__TASK INSTRUCTIONS__
Retype everything in the listing, leaving each line exactly as it is.

_ _ _ _ _ _ _

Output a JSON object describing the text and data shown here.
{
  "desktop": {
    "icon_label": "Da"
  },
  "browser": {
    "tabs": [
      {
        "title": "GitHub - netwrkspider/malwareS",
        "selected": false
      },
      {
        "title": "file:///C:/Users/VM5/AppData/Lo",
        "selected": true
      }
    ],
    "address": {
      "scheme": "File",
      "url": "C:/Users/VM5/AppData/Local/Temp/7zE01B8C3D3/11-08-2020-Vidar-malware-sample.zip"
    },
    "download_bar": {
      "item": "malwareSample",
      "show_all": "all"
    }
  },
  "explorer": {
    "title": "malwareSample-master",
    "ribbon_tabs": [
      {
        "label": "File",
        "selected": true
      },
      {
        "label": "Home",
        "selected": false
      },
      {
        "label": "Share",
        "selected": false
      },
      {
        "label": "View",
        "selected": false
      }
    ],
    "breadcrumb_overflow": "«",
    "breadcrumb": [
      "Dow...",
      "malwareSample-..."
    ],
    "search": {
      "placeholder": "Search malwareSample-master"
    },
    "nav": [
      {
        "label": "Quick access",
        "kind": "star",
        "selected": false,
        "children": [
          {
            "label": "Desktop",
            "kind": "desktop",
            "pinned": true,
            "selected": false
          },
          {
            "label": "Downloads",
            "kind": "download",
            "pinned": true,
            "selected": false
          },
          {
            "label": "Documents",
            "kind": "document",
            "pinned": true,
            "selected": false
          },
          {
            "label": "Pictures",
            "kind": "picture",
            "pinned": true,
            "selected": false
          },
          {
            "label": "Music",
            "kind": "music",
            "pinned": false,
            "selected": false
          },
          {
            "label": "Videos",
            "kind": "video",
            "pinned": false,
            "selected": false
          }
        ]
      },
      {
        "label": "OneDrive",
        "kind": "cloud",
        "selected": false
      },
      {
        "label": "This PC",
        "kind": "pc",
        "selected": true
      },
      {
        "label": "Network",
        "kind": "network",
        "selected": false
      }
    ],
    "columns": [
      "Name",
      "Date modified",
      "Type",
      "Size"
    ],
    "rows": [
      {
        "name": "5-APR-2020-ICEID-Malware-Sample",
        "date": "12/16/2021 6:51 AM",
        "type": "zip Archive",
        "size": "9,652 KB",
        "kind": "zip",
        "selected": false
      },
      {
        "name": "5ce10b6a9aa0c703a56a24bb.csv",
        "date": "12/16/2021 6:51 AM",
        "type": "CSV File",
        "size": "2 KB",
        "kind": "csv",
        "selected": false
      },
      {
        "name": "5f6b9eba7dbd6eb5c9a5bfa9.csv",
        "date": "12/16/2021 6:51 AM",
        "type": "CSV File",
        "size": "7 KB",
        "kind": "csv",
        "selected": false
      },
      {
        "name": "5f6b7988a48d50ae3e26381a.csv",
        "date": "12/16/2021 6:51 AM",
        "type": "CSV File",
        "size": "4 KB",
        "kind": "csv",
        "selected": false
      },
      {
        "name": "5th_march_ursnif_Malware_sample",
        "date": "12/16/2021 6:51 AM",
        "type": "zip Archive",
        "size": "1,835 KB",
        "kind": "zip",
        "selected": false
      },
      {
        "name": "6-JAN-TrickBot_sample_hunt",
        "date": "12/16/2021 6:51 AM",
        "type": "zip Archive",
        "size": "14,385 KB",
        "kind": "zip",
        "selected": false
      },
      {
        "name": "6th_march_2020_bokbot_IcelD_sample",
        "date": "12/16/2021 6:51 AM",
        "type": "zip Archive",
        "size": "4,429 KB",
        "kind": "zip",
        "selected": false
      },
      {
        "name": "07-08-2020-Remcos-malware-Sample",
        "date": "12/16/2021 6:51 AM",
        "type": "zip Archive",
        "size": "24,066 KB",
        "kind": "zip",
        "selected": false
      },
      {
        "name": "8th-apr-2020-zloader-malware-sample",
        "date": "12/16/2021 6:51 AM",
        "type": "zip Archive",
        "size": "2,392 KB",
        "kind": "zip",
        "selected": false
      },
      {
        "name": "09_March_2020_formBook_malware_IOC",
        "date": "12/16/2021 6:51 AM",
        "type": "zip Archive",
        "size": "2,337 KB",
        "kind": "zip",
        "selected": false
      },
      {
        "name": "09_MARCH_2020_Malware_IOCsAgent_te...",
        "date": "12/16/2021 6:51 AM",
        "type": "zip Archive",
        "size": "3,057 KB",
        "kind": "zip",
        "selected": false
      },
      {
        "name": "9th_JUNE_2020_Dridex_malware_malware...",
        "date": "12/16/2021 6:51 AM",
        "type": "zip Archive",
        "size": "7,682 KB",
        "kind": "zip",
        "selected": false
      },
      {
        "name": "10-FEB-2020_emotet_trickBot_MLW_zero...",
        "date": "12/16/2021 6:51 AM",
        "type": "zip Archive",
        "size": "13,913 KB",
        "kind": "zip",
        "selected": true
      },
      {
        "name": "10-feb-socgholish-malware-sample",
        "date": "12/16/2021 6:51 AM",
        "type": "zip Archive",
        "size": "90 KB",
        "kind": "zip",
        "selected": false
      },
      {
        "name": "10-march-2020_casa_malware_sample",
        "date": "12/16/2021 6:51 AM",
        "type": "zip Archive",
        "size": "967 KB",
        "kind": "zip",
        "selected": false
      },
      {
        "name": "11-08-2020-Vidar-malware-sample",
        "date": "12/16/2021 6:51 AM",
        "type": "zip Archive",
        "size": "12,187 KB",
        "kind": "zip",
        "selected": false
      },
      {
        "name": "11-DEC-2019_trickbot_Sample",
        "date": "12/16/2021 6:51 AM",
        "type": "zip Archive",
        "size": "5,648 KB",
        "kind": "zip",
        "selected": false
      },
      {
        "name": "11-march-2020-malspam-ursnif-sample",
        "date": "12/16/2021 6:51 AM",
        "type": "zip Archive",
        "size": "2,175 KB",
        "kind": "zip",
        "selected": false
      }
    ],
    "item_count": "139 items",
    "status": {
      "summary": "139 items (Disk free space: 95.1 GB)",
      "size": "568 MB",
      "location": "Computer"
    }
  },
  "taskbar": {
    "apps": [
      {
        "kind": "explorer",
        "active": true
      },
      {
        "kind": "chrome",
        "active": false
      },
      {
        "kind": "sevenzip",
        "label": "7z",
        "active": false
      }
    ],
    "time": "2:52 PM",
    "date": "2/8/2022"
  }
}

_ _ _ _ _ _ _

__ANSWER TO THIS EXERCISE__
Output a JSON object describing the text and data shown here.
{
  "desktop": {
    "icon_label": "Da"
  },
  "browser": {
    "tabs": [
      {
        "title": "GitHub - netwrkspider/malwareS",
        "selected": false
      },
      {
        "title": "file:///C:/Users/VM5/AppData/Lo",
        "selected": true
      }
    ],
    "address": {
      "scheme": "File",
      "url": "C:/Users/VM5/AppData/Local/Temp/7zE01B8C3D3/11-08-2020-Vidar-malware-sample.zip"
    },
    "download_bar": {
      "item": "malwareSample",
      "show_all": "all"
    }
  },
  "explorer": {
    "title": "malwareSample-master",
    "ribbon_tabs": [
      {
        "label": "File",
        "selected": true
      },
      {
        "label": "Home",
        "selected": false
      },
      {
        "label": "Share",
        "selected": false
      },
      {
        "label": "View",
        "selected": false
      }
    ],
    "breadcrumb_overflow": "«",
    "breadcrumb": [
      "Dow...",
      "malwareSample-..."
    ],
    "search": {
      "placeholder": "Search malwareSample-master"
    },
    "nav": [
      {
        "label": "Quick access",
        "kind": "star",
        "selected": false,
        "children": [
          {
            "label": "Desktop",
            "kind": "desktop",
            "pinned": true,
            "selected": false
          },
          {
            "label": "Downloads",
            "kind": "download",
            "pinned": true,
            "selected": false
          },
          {
            "label": "Documents",
            "kind": "document",
            "pinned": true,
            "selected": false
          },
          {
            "label": "Pictures",
            "kind": "picture",
            "pinned": true,
            "selected": false
          },
          {
            "label": "Music",
            "kind": "music",
            "pinned": false,
            "selected": false
          },
          {
            "label": "Videos",
            "kind": "video",
            "pinned": false,
            "selected": false
          }
        ]
      },
      {
        "label": "OneDrive",
        "kind": "cloud",
        "selected": false
      },
      {
        "label": "This PC",
        "kind": "pc",
        "selected": true
      },
      {
        "label": "Network",
        "kind": "network",
        "selected": false
      }
    ],
    "columns": [
      "Name",
      "Date modified",
      "Type",
      "Size"
    ],
    "rows": [
      {
        "name": "5-APR-2020-ICEID-Malware-Sample",
        "date": "12/16/2021 6:51 AM",
        "type": "zip Archive",
        "size": "9,652 KB",
        "kind": "zip",
        "selected": false
      },
      {
        "name": "5ce10b6a9aa0c703a56a24bb.csv",
        "date": "12/16/2021 6:51 AM",
        "type": "CSV File",
        "size": "2 KB",
        "kind": "csv",
        "selected": false
      },
      {
        "name": "5f6b9eba7dbd6eb5c9a5bfa9.csv",
        "date": "12/16/2021 6:51 AM",
        "type": "CSV File",
        "size": "7 KB",
        "kind": "csv",
        "selected": false
      },
      {
        "name": "5f6b7988a48d50ae3e26381a.csv",
        "date": "12/16/2021 6:51 AM",
        "type": "CSV File",
        "size": "4 KB",
        "kind": "csv",
        "selected": false
      },
      {
        "name": "5th_march_ursnif_Malware_sample",
        "date": "12/16/2021 6:51 AM",
        "type": "zip Archive",
        "size": "1,835 KB",
        "kind": "zip",
        "selected": false
      },
      {
        "name": "6-JAN-TrickBot_sample_hunt",
        "date": "12/16/2021 6:51 AM",
        "type": "zip Archive",
        "size": "14,385 KB",
        "kind": "zip",
        "selected": false
      },
      {
        "name": "6th_march_2020_bokbot_IcelD_sample",
        "date": "12/16/2021 6:51 AM",
        "type": "zip Archive",
        "size": "4,429 KB",
        "kind": "zip",
        "selected": false
      },
      {
        "name": "07-08-2020-Remcos-malware-Sample",
        "date": "12/16/2021 6:51 AM",
        "type": "zip Archive",
        "size": "24,066 KB",
        "kind": "zip",
        "selected": false
      },
      {
        "name": "8th-apr-2020-zloader-malware-sample",
        "date": "12/16/2021 6:51 AM",
        "type": "zip Archive",
        "size": "2,392 KB",
        "kind": "zip",
        "selected": false
      },
      {
        "name": "09_March_2020_formBook_malware_IOC",
        "date": "12/16/2021 6:51 AM",
        "type": "zip Archive",
        "size": "2,337 KB",
        "kind": "zip",
        "selected": false
      },
      {
        "name": "09_MARCH_2020_Malware_IOCsAgent_te...",
        "date": "12/16/2021 6:51 AM",
        "type": "zip Archive",
        "size": "3,057 KB",
        "kind": "zip",
        "selected": false
      },
      {
        "name": "9th_JUNE_2020_Dridex_malware_malware...",
        "date": "12/16/2021 6:51 AM",
        "type": "zip Archive",
        "size": "7,682 KB",
        "kind": "zip",
        "selected": false
      },
      {
        "name": "10-FEB-2020_emotet_trickBot_MLW_zero...",
        "date": "12/16/2021 6:51 AM",
        "type": "zip Archive",
        "size": "13,913 KB",
        "kind": "zip",
        "selected": true
      },
      {
        "name": "10-feb-socgholish-malware-sample",
        "date": "12/16/2021 6:51 AM",
        "type": "zip Archive",
        "size": "90 KB",
        "kind": "zip",
        "selected": false
      },
      {
        "name": "10-march-2020_casa_malware_sample",
        "date": "12/16/2021 6:51 AM",
        "type": "zip Archive",
        "size": "967 KB",
        "kind": "zip",
        "selected": false
      },
      {
        "name": "11-08-2020-Vidar-malware-sample",
        "date": "12/16/2021 6:51 AM",
        "type": "zip Archive",
        "size": "12,187 KB",
        "kind": "zip",
        "selected": false
      },
      {
        "name": "11-DEC-2019_trickbot_Sample",
        "date": "12/16/2021 6:51 AM",
        "type": "zip Archive",
        "size": "5,648 KB",
        "kind": "zip",
        "selected": false
      },
      {
        "name": "11-march-2020-malspam-ursnif-sample",
        "date": "12/16/2021 6:51 AM",
        "type": "zip Archive",
        "size": "2,175 KB",
        "kind": "zip",
        "selected": false
      }
    ],
    "item_count": "139 items",
    "status": {
      "summary": "139 items (Disk free space: 95.1 GB)",
      "size": "568 MB",
      "location": "Computer"
    }
  },
  "taskbar": {
    "apps": [
      {
        "kind": "explorer",
        "active": true
      },
      {
        "kind": "chrome",
        "active": false
      },
      {
        "kind": "sevenzip",
        "label": "7z",
        "active": false
      }
    ],
    "time": "2:52 PM",
    "date": "2/8/2022"
  }
}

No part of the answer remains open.